▶ TASK DESCRIPTION
Skip the pictures. Repeat everything else in the records word for word.

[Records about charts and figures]
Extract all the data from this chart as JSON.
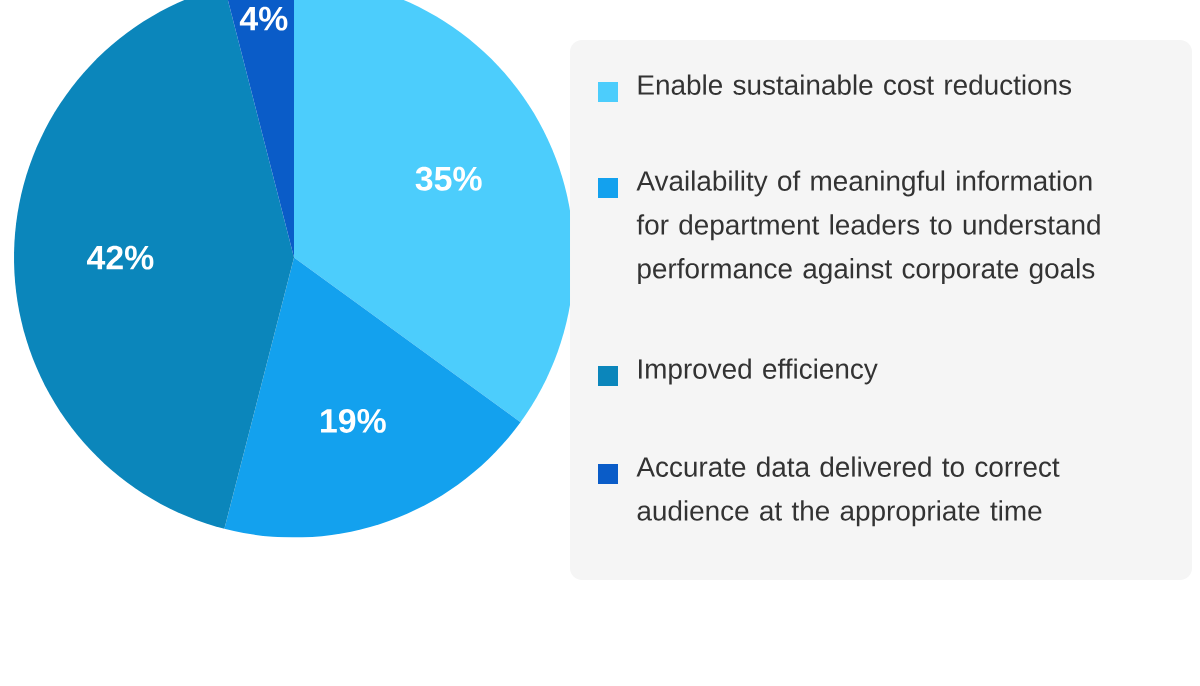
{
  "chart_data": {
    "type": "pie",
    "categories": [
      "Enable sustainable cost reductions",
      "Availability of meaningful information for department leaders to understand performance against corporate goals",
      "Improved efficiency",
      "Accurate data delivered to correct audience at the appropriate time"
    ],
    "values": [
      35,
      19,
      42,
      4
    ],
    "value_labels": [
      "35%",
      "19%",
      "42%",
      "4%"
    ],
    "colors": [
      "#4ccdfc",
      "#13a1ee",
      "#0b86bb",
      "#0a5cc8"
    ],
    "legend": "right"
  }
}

▶ THE COMPLETED TASK
Extract all the data from this chart as JSON.
{
  "chart_data": {
    "type": "pie",
    "categories": [
      "Enable sustainable cost reductions",
      "Availability of meaningful information for department leaders to understand performance against corporate goals",
      "Improved efficiency",
      "Accurate data delivered to correct audience at the appropriate time"
    ],
    "values": [
      35,
      19,
      42,
      4
    ],
    "value_labels": [
      "35%",
      "19%",
      "42%",
      "4%"
    ],
    "colors": [
      "#4ccdfc",
      "#13a1ee",
      "#0b86bb",
      "#0a5cc8"
    ],
    "legend": "right"
  }
}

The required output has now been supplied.